━━━━━ Recorded information ━━━━━
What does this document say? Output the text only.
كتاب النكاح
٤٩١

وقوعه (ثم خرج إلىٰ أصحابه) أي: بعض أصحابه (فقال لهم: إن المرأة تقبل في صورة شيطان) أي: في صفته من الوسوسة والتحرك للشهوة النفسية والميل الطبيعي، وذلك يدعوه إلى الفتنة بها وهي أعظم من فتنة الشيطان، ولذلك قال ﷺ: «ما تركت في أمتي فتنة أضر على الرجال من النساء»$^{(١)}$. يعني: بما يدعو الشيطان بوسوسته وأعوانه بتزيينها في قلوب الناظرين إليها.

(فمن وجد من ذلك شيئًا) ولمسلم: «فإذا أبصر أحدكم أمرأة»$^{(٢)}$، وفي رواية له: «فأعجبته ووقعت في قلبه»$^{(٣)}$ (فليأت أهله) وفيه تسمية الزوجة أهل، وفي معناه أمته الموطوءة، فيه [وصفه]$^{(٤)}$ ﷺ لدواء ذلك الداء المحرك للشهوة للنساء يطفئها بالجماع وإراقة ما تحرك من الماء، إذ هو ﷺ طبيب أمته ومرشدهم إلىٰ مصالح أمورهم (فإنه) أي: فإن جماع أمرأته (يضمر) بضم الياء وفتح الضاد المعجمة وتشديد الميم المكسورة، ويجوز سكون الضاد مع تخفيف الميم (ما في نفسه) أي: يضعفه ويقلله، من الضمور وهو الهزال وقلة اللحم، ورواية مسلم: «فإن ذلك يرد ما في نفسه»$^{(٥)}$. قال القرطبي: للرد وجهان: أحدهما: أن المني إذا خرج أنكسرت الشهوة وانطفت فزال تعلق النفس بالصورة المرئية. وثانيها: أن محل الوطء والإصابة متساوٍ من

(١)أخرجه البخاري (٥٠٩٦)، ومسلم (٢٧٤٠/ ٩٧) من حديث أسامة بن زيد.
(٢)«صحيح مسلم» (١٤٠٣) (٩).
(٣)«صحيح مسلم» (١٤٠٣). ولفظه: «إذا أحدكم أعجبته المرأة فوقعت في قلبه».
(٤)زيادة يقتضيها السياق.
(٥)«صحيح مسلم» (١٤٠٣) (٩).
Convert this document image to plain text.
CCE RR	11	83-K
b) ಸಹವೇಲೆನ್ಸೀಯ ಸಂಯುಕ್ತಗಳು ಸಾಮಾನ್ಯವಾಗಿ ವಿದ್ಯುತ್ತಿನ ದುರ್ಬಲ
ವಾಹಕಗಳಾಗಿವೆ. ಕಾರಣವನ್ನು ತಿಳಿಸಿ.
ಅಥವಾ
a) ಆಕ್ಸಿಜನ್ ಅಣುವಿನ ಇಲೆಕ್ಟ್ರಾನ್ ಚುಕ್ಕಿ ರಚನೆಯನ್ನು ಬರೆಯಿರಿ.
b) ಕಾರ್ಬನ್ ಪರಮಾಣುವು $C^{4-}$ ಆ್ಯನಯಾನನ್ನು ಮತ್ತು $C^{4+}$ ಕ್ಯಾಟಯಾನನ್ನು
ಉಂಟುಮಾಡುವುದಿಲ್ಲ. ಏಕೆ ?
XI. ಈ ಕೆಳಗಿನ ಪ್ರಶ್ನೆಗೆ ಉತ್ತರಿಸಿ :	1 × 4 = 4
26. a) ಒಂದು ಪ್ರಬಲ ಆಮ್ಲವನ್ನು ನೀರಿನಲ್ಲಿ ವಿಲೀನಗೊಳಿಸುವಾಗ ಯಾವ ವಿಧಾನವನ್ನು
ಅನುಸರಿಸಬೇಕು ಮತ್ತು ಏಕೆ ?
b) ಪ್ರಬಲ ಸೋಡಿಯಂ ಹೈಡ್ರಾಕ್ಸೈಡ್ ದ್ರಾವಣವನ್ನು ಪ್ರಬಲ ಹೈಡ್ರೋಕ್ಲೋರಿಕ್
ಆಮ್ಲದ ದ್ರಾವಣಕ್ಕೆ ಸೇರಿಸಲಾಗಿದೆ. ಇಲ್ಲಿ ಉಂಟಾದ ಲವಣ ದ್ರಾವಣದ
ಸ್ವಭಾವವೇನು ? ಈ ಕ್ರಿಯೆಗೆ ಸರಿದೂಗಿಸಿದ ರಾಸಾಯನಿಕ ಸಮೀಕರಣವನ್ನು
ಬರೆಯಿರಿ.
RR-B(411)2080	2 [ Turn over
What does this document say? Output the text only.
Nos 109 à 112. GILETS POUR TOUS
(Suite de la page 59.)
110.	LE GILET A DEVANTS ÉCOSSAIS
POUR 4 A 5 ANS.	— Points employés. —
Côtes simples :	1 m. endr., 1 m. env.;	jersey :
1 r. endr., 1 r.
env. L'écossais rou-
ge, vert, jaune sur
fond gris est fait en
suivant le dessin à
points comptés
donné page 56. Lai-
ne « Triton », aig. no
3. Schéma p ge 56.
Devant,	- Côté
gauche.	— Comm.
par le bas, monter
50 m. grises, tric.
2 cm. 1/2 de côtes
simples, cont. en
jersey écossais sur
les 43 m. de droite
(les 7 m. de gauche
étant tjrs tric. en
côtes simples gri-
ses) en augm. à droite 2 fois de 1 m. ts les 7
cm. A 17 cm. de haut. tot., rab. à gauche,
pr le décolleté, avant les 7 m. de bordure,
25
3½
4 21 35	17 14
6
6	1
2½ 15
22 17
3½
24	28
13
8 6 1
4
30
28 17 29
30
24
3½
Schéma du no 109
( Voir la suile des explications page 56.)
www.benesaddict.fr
━━━━━
- Instructions to follow: Print the entries exactly. Include every one.

- Finished task:
What does this document say? Output the text only.
كتاب النكاح
٤٩١

وقوعه (ثم خرج إلىٰ أصحابه) أي: بعض أصحابه (فقال لهم: إن المرأة تقبل في صورة شيطان) أي: في صفته من الوسوسة والتحرك للشهوة النفسية والميل الطبيعي، وذلك يدعوه إلى الفتنة بها وهي أعظم من فتنة الشيطان، ولذلك قال ﷺ: «ما تركت في أمتي فتنة أضر على الرجال من النساء»$^{(١)}$. يعني: بما يدعو الشيطان بوسوسته وأعوانه بتزيينها في قلوب الناظرين إليها.

(فمن وجد من ذلك شيئًا) ولمسلم: «فإذا أبصر أحدكم أمرأة»$^{(٢)}$، وفي رواية له: «فأعجبته ووقعت في قلبه»$^{(٣)}$ (فليأت أهله) وفيه تسمية الزوجة أهل، وفي معناه أمته الموطوءة، فيه [وصفه]$^{(٤)}$ ﷺ لدواء ذلك الداء المحرك للشهوة للنساء يطفئها بالجماع وإراقة ما تحرك من الماء، إذ هو ﷺ طبيب أمته ومرشدهم إلىٰ مصالح أمورهم (فإنه) أي: فإن جماع أمرأته (يضمر) بضم الياء وفتح الضاد المعجمة وتشديد الميم المكسورة، ويجوز سكون الضاد مع تخفيف الميم (ما في نفسه) أي: يضعفه ويقلله، من الضمور وهو الهزال وقلة اللحم، ورواية مسلم: «فإن ذلك يرد ما في نفسه»$^{(٥)}$. قال القرطبي: للرد وجهان: أحدهما: أن المني إذا خرج أنكسرت الشهوة وانطفت فزال تعلق النفس بالصورة المرئية. وثانيها: أن محل الوطء والإصابة متساوٍ من

(١)أخرجه البخاري (٥٠٩٦)، ومسلم (٢٧٤٠/ ٩٧) من حديث أسامة بن زيد.
(٢)«صحيح مسلم» (١٤٠٣) (٩).
(٣)«صحيح مسلم» (١٤٠٣). ولفظه: «إذا أحدكم أعجبته المرأة فوقعت في قلبه».
(٤)زيادة يقتضيها السياق.
(٥)«صحيح مسلم» (١٤٠٣) (٩).
Convert this document image to plain text.
CCE RR	11	83-K
b) ಸಹವೇಲೆನ್ಸೀಯ ಸಂಯುಕ್ತಗಳು ಸಾಮಾನ್ಯವಾಗಿ ವಿದ್ಯುತ್ತಿನ ದುರ್ಬಲ
ವಾಹಕಗಳಾಗಿವೆ. ಕಾರಣವನ್ನು ತಿಳಿಸಿ.
ಅಥವಾ
a) ಆಕ್ಸಿಜನ್ ಅಣುವಿನ ಇಲೆಕ್ಟ್ರಾನ್ ಚುಕ್ಕಿ ರಚನೆಯನ್ನು ಬರೆಯಿರಿ.
b) ಕಾರ್ಬನ್ ಪರಮಾಣುವು $C^{4-}$ ಆ್ಯನಯಾನನ್ನು ಮತ್ತು $C^{4+}$ ಕ್ಯಾಟಯಾನನ್ನು
ಉಂಟುಮಾಡುವುದಿಲ್ಲ. ಏಕೆ ?
XI. ಈ ಕೆಳಗಿನ ಪ್ರಶ್ನೆಗೆ ಉತ್ತರಿಸಿ :	1 × 4 = 4
26. a) ಒಂದು ಪ್ರಬಲ ಆಮ್ಲವನ್ನು ನೀರಿನಲ್ಲಿ ವಿಲೀನಗೊಳಿಸುವಾಗ ಯಾವ ವಿಧಾನವನ್ನು
ಅನುಸರಿಸಬೇಕು ಮತ್ತು ಏಕೆ ?
b) ಪ್ರಬಲ ಸೋಡಿಯಂ ಹೈಡ್ರಾಕ್ಸೈಡ್ ದ್ರಾವಣವನ್ನು ಪ್ರಬಲ ಹೈಡ್ರೋಕ್ಲೋರಿಕ್
ಆಮ್ಲದ ದ್ರಾವಣಕ್ಕೆ ಸೇರಿಸಲಾಗಿದೆ. ಇಲ್ಲಿ ಉಂಟಾದ ಲವಣ ದ್ರಾವಣದ
ಸ್ವಭಾವವೇನು ? ಈ ಕ್ರಿಯೆಗೆ ಸರಿದೂಗಿಸಿದ ರಾಸಾಯನಿಕ ಸಮೀಕರಣವನ್ನು
ಬರೆಯಿರಿ.
RR-B(411)2080	2 [ Turn over
What does this document say? Output the text only.
Nos 109 à 112. GILETS POUR TOUS
(Suite de la page 59.)
110.	LE GILET A DEVANTS ÉCOSSAIS
POUR 4 A 5 ANS.	— Points employés. —
Côtes simples :	1 m. endr., 1 m. env.;	jersey :
1 r. endr., 1 r.
env. L'écossais rou-
ge, vert, jaune sur
fond gris est fait en
suivant le dessin à
points comptés
donné page 56. Lai-
ne « Triton », aig. no
3. Schéma p ge 56.
Devant,	- Côté
gauche.	— Comm.
par le bas, monter
50 m. grises, tric.
2 cm. 1/2 de côtes
simples, cont. en
jersey écossais sur
les 43 m. de droite
(les 7 m. de gauche
étant tjrs tric. en
côtes simples gri-
ses) en augm. à droite 2 fois de 1 m. ts les 7
cm. A 17 cm. de haut. tot., rab. à gauche,
pr le décolleté, avant les 7 m. de bordure,
25
3½
4 21 35	17 14
6
6	1
2½ 15
22 17
3½
24	28
13
8 6 1
4
30
28 17 29
30
24
3½
Schéma du no 109
( Voir la suile des explications page 56.)
www.benesaddict.fr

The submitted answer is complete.